## INSTRUCTIONS FOR THE TASK
Type out the data exactly as given. Skip any image.

[Records from a dataset]
══════════
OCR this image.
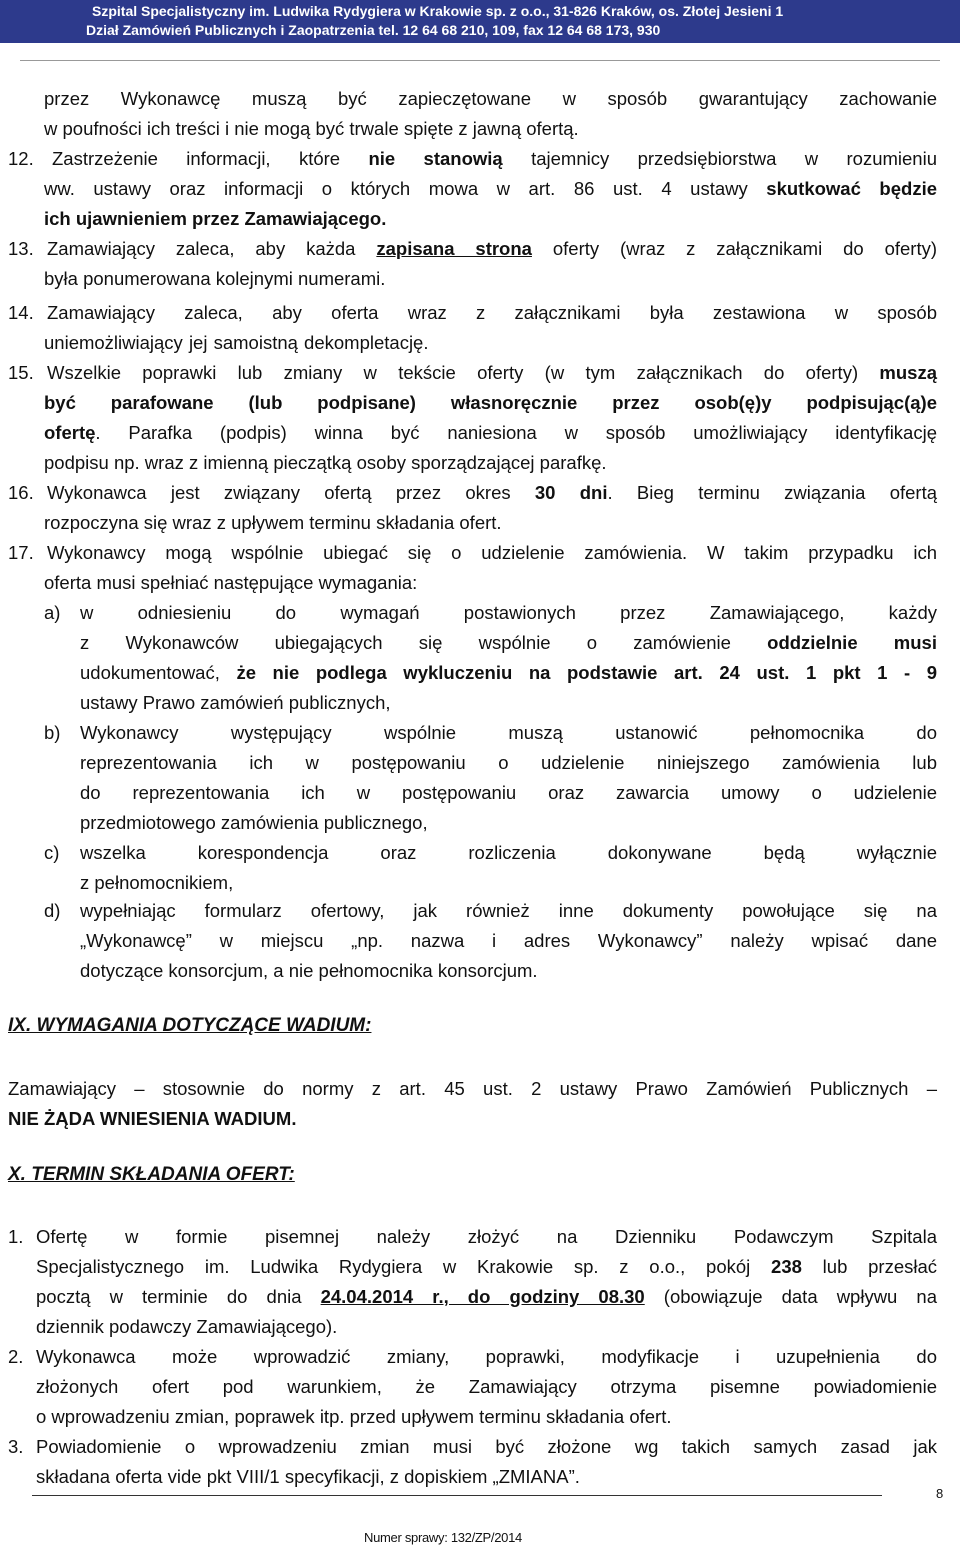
Szpital Specjalistyczny im. Ludwika Rydygiera w Krakowie sp. z o.o., 31-826 Kraków, os. Złotej Jesieni 1
Dział Zamówień Publicznych i Zaopatrzenia tel. 12 64 68 210, 109, fax 12 64 68 173, 930
przez Wykonawcę muszą być zapieczętowane w sposób gwarantujący zachowanie
w poufności ich treści i nie mogą być trwale spięte z jawną ofertą.
12. Zastrzeżenie informacji, które nie stanowią tajemnicy przedsiębiorstwa w rozumieniu
ww. ustawy oraz informacji o których mowa w art. 86 ust. 4 ustawy skutkować będzie
ich ujawnieniem przez Zamawiającego.
13. Zamawiający zaleca, aby każda zapisana strona oferty (wraz z załącznikami do oferty)
była ponumerowana kolejnymi numerami.
14. Zamawiający zaleca, aby oferta wraz z załącznikami była zestawiona w sposób
uniemożliwiający jej samoistną dekompletację.
15. Wszelkie poprawki lub zmiany w tekście oferty (w tym załącznikach do oferty) muszą
być parafowane (lub podpisane) własnoręcznie przez osob(ę)y podpisując(ą)e
ofertę. Parafka (podpis) winna być naniesiona w sposób umożliwiający identyfikację
podpisu np. wraz z imienną pieczątką osoby sporządzającej parafkę.
16. Wykonawca jest związany ofertą przez okres 30 dni. Bieg terminu związania ofertą
rozpoczyna się wraz z upływem terminu składania ofert.
17. Wykonawcy mogą wspólnie ubiegać się o udzielenie zamówienia. W takim przypadku ich
oferta musi spełniać następujące wymagania:
a) w odniesieniu do wymagań postawionych przez Zamawiającego, każdy
z Wykonawców ubiegających się wspólnie o zamówienie oddzielnie musi
udokumentować, że nie podlega wykluczeniu na podstawie art. 24 ust. 1 pkt 1 - 9
ustawy Prawo zamówień publicznych,
b) Wykonawcy występujący wspólnie muszą ustanowić pełnomocnika do
reprezentowania ich w postępowaniu o udzielenie niniejszego zamówienia lub
do reprezentowania ich w postępowaniu oraz zawarcia umowy o udzielenie
przedmiotowego zamówienia publicznego,
c) wszelka korespondencja oraz rozliczenia dokonywane będą wyłącznie
z pełnomocnikiem,
d) wypełniając formularz ofertowy, jak również inne dokumenty powołujące się na
„Wykonawcę” w miejscu „np. nazwa i adres Wykonawcy” należy wpisać dane
dotyczące konsorcjum, a nie pełnomocnika konsorcjum.
IX. WYMAGANIA DOTYCZĄCE WADIUM:
Zamawiający – stosownie do normy z art. 45 ust. 2 ustawy Prawo Zamówień Publicznych –
NIE ŻĄDA WNIESIENIA WADIUM.
X. TERMIN SKŁADANIA OFERT:
1. Ofertę w formie pisemnej należy złożyć na Dzienniku Podawczym Szpitala
Specjalistycznego im. Ludwika Rydygiera w Krakowie sp. z o.o., pokój 238 lub przesłać
pocztą w terminie do dnia 24.04.2014 r., do godziny 08.30 (obowiązuje data wpływu na
dziennik podawczy Zamawiającego).
2. Wykonawca może wprowadzić zmiany, poprawki, modyfikacje i uzupełnienia do
złożonych ofert pod warunkiem, że Zamawiający otrzyma pisemne powiadomienie
o wprowadzeniu zmian, poprawek itp. przed upływem terminu składania ofert.
3. Powiadomienie o wprowadzeniu zmian musi być złożone wg takich samych zasad jak
składana oferta vide pkt VIII/1 specyfikacji, z dopiskiem „ZMIANA”.
Numer sprawy: 132/ZP/2014
8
══════════
## WORKED SOLUTION
OCR this image.
Szpital Specjalistyczny im. Ludwika Rydygiera w Krakowie sp. z o.o., 31-826 Kraków, os. Złotej Jesieni 1
Dział Zamówień Publicznych i Zaopatrzenia tel. 12 64 68 210, 109, fax 12 64 68 173, 930
przez Wykonawcę muszą być zapieczętowane w sposób gwarantujący zachowanie
w poufności ich treści i nie mogą być trwale spięte z jawną ofertą.
12. Zastrzeżenie informacji, które nie stanowią tajemnicy przedsiębiorstwa w rozumieniu
ww. ustawy oraz informacji o których mowa w art. 86 ust. 4 ustawy skutkować będzie
ich ujawnieniem przez Zamawiającego.
13. Zamawiający zaleca, aby każda zapisana strona oferty (wraz z załącznikami do oferty)
była ponumerowana kolejnymi numerami.
14. Zamawiający zaleca, aby oferta wraz z załącznikami była zestawiona w sposób
uniemożliwiający jej samoistną dekompletację.
15. Wszelkie poprawki lub zmiany w tekście oferty (w tym załącznikach do oferty) muszą
być parafowane (lub podpisane) własnoręcznie przez osob(ę)y podpisując(ą)e
ofertę. Parafka (podpis) winna być naniesiona w sposób umożliwiający identyfikację
podpisu np. wraz z imienną pieczątką osoby sporządzającej parafkę.
16. Wykonawca jest związany ofertą przez okres 30 dni. Bieg terminu związania ofertą
rozpoczyna się wraz z upływem terminu składania ofert.
17. Wykonawcy mogą wspólnie ubiegać się o udzielenie zamówienia. W takim przypadku ich
oferta musi spełniać następujące wymagania:
a) w odniesieniu do wymagań postawionych przez Zamawiającego, każdy
z Wykonawców ubiegających się wspólnie o zamówienie oddzielnie musi
udokumentować, że nie podlega wykluczeniu na podstawie art. 24 ust. 1 pkt 1 - 9
ustawy Prawo zamówień publicznych,
b) Wykonawcy występujący wspólnie muszą ustanowić pełnomocnika do
reprezentowania ich w postępowaniu o udzielenie niniejszego zamówienia lub
do reprezentowania ich w postępowaniu oraz zawarcia umowy o udzielenie
przedmiotowego zamówienia publicznego,
c) wszelka korespondencja oraz rozliczenia dokonywane będą wyłącznie
z pełnomocnikiem,
d) wypełniając formularz ofertowy, jak również inne dokumenty powołujące się na
„Wykonawcę” w miejscu „np. nazwa i adres Wykonawcy” należy wpisać dane
dotyczące konsorcjum, a nie pełnomocnika konsorcjum.
IX. WYMAGANIA DOTYCZĄCE WADIUM:
Zamawiający – stosownie do normy z art. 45 ust. 2 ustawy Prawo Zamówień Publicznych –
NIE ŻĄDA WNIESIENIA WADIUM.
X. TERMIN SKŁADANIA OFERT:
1. Ofertę w formie pisemnej należy złożyć na Dzienniku Podawczym Szpitala
Specjalistycznego im. Ludwika Rydygiera w Krakowie sp. z o.o., pokój 238 lub przesłać
pocztą w terminie do dnia 24.04.2014 r., do godziny 08.30 (obowiązuje data wpływu na
dziennik podawczy Zamawiającego).
2. Wykonawca może wprowadzić zmiany, poprawki, modyfikacje i uzupełnienia do
złożonych ofert pod warunkiem, że Zamawiający otrzyma pisemne powiadomienie
o wprowadzeniu zmian, poprawek itp. przed upływem terminu składania ofert.
3. Powiadomienie o wprowadzeniu zmian musi być złożone wg takich samych zasad jak
składana oferta vide pkt VIII/1 specyfikacji, z dopiskiem „ZMIANA”.
Numer sprawy: 132/ZP/2014
8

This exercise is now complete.